— Begin DATASET RECORDS —

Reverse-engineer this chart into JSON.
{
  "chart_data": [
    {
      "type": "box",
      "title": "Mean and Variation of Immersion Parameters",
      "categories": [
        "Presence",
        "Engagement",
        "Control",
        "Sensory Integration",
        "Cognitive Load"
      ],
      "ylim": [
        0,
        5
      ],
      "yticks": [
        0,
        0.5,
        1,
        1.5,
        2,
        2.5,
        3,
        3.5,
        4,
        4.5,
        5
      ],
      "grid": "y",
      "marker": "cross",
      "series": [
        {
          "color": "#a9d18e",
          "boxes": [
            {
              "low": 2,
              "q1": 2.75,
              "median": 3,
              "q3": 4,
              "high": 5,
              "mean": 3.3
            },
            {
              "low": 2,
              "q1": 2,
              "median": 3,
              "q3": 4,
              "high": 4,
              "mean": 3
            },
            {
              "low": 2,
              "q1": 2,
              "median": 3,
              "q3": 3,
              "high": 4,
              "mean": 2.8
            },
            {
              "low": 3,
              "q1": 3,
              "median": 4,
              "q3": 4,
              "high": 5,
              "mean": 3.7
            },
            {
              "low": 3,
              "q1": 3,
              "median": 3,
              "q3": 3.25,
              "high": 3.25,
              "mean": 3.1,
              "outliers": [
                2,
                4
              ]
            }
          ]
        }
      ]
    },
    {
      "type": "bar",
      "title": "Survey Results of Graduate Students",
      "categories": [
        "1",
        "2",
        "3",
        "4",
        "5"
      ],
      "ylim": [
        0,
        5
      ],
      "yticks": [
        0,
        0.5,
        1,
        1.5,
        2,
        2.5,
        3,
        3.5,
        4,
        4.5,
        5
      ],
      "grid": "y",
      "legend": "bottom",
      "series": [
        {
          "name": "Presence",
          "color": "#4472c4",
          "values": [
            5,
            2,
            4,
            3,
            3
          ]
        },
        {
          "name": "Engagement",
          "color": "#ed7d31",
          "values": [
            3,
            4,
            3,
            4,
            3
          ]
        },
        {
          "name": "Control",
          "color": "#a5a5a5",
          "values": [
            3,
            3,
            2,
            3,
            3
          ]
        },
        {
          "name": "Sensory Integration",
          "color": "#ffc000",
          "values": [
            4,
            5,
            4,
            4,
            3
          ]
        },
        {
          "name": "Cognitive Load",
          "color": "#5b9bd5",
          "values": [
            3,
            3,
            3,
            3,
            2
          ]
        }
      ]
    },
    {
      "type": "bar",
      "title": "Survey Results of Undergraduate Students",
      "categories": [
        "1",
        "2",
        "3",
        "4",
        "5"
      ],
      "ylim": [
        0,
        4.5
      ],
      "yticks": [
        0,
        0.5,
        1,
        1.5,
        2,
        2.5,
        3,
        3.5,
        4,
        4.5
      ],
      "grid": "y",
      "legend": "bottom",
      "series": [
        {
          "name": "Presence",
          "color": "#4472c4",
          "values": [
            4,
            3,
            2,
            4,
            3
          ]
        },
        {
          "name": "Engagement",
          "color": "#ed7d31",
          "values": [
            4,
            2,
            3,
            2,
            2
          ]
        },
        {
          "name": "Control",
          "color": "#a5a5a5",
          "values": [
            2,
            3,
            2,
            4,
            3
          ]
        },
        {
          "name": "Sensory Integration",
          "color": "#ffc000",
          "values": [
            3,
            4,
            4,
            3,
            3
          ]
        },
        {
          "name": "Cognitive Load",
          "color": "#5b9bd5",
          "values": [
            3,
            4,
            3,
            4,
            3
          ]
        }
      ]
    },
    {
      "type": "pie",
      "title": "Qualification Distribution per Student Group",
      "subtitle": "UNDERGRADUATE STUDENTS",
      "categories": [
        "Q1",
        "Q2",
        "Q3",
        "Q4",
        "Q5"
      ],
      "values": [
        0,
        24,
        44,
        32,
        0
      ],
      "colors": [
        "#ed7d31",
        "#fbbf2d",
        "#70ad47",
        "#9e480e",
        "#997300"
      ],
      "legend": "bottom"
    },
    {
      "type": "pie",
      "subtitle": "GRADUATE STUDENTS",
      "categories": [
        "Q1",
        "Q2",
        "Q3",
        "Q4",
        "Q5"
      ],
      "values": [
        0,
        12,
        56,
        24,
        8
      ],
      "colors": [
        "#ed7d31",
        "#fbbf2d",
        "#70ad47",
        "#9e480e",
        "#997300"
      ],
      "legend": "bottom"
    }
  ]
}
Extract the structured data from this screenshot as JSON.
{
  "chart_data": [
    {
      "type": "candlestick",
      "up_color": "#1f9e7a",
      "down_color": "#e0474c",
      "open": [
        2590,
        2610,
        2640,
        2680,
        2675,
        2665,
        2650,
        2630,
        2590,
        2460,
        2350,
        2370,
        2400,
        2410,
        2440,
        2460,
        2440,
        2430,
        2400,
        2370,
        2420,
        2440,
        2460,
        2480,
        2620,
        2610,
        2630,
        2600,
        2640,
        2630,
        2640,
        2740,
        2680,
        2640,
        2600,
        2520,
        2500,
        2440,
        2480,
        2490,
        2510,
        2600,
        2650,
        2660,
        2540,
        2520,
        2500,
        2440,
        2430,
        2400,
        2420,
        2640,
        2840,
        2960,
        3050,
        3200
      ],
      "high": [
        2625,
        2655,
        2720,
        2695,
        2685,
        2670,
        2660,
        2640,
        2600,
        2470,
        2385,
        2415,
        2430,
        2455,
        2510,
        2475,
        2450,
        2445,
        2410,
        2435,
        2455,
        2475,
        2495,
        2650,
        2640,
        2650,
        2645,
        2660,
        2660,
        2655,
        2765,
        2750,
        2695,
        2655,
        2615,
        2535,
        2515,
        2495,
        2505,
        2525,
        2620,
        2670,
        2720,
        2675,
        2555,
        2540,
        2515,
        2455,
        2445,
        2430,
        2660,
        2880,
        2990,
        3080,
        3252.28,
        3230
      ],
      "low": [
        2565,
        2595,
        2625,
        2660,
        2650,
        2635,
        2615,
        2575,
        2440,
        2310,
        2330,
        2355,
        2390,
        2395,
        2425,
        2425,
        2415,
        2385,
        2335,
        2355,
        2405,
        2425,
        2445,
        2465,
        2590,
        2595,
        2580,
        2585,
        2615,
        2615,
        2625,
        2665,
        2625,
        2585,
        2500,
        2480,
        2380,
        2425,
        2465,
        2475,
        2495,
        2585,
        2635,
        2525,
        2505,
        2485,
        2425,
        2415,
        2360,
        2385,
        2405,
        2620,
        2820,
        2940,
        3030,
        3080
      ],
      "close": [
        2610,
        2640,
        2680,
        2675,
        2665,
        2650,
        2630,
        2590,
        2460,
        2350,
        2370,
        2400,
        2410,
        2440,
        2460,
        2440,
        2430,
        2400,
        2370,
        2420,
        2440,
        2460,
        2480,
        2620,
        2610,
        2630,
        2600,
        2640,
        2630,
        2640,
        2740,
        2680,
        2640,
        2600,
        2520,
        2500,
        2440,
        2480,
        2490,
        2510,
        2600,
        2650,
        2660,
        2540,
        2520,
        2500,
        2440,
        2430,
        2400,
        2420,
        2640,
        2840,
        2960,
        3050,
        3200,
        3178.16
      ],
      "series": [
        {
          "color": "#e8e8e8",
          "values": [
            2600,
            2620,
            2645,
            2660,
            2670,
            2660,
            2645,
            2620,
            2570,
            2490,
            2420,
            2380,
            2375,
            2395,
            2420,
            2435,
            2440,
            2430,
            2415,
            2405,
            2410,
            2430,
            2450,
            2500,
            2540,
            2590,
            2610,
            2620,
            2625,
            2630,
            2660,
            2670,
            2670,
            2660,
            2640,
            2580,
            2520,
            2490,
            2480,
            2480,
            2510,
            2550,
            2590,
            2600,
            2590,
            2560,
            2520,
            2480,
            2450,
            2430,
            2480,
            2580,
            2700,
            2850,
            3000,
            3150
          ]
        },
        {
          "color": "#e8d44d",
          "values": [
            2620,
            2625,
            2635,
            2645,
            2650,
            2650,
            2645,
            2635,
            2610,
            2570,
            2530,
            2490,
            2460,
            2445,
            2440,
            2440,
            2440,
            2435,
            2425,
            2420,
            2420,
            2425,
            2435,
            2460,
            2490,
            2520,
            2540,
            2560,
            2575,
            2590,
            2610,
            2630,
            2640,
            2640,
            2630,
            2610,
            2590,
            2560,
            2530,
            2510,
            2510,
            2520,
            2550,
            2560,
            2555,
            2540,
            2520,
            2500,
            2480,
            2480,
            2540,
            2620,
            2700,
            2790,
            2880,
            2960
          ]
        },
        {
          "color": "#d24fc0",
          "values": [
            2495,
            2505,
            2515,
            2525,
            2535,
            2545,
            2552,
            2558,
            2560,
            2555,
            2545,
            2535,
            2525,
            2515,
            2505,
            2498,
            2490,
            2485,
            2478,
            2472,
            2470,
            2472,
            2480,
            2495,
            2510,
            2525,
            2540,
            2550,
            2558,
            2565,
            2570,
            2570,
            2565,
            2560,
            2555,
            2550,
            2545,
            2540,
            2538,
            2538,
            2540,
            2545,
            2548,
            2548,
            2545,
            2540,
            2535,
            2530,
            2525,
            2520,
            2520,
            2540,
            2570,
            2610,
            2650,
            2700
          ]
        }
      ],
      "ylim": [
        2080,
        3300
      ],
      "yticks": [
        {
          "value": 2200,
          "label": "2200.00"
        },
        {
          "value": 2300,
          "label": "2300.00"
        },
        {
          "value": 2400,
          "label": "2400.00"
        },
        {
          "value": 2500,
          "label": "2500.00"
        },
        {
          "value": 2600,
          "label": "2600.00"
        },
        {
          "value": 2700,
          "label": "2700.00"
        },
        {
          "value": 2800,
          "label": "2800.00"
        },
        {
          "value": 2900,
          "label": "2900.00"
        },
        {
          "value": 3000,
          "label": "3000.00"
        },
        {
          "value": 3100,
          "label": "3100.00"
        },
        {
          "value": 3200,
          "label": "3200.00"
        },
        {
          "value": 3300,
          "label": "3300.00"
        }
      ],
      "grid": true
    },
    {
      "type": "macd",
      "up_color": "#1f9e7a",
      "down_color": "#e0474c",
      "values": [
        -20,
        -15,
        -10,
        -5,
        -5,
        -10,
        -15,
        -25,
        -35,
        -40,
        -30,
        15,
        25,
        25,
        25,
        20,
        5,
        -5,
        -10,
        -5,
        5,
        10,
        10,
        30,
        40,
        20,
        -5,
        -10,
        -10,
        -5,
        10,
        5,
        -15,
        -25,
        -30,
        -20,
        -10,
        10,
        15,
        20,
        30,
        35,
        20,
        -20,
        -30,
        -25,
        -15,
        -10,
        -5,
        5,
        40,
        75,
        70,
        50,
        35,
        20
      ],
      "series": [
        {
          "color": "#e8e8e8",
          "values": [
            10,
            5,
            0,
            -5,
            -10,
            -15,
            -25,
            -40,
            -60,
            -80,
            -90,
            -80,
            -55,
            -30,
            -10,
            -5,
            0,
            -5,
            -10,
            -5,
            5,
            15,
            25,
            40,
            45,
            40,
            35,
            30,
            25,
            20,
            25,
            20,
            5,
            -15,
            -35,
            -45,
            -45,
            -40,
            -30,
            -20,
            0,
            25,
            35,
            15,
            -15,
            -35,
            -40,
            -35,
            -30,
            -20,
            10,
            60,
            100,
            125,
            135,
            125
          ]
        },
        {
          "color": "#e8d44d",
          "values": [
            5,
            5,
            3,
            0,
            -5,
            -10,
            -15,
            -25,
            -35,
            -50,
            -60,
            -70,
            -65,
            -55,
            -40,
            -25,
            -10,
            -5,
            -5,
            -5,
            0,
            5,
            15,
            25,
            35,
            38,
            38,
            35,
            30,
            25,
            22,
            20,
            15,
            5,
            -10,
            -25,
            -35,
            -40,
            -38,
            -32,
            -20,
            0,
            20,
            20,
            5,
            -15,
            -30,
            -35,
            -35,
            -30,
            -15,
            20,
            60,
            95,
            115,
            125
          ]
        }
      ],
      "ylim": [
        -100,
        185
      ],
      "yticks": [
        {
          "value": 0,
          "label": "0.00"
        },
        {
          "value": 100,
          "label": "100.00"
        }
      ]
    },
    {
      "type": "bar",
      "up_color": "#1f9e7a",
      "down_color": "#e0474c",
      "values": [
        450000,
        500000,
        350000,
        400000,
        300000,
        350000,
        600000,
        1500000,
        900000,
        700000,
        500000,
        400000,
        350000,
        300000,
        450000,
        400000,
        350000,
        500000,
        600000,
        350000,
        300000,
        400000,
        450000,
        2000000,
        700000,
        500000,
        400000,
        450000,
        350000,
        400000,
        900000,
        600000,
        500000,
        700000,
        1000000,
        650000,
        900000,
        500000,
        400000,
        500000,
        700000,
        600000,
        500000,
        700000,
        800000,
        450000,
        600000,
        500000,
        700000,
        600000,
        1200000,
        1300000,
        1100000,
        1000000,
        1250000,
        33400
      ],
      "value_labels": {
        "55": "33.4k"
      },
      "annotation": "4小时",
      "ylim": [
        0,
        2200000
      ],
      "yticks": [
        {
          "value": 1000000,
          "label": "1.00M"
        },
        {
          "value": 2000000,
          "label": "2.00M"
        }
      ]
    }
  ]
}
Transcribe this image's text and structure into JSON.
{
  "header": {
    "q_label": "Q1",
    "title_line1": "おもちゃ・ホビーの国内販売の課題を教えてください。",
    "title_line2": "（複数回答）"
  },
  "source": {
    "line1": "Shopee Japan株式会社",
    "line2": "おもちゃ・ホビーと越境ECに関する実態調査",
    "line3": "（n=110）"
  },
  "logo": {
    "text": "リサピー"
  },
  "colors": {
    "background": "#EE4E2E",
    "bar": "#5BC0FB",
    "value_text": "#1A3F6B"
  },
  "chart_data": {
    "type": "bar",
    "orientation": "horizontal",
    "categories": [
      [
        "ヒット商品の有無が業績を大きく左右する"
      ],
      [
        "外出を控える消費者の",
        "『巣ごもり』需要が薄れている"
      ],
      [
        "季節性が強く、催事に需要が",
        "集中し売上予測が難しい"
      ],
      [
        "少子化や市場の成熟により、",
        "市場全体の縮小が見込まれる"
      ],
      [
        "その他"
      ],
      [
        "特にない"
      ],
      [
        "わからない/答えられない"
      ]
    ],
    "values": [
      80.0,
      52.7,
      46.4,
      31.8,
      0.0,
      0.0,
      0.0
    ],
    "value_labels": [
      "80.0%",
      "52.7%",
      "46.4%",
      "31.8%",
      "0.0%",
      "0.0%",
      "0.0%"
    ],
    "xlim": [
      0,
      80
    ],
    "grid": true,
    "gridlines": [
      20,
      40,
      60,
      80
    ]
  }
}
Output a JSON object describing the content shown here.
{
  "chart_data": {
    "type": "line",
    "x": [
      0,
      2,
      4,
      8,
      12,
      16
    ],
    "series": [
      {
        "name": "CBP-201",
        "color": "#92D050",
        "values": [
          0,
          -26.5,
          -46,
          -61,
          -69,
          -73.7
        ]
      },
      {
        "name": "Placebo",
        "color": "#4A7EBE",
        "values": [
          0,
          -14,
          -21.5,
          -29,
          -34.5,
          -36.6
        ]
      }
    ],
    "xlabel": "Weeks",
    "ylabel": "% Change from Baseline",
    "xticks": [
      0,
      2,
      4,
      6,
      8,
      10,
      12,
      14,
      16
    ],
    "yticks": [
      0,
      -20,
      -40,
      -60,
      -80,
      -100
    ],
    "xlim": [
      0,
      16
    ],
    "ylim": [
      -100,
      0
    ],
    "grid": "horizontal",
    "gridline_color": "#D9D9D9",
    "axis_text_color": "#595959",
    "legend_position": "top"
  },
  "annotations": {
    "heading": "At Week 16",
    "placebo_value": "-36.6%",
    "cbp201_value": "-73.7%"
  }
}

— End DATASET RECORDS —

-- SET TASK --
How many lines of the records contain the string "from"? Respond with the number alone.

-- CORRECT RESULT --
2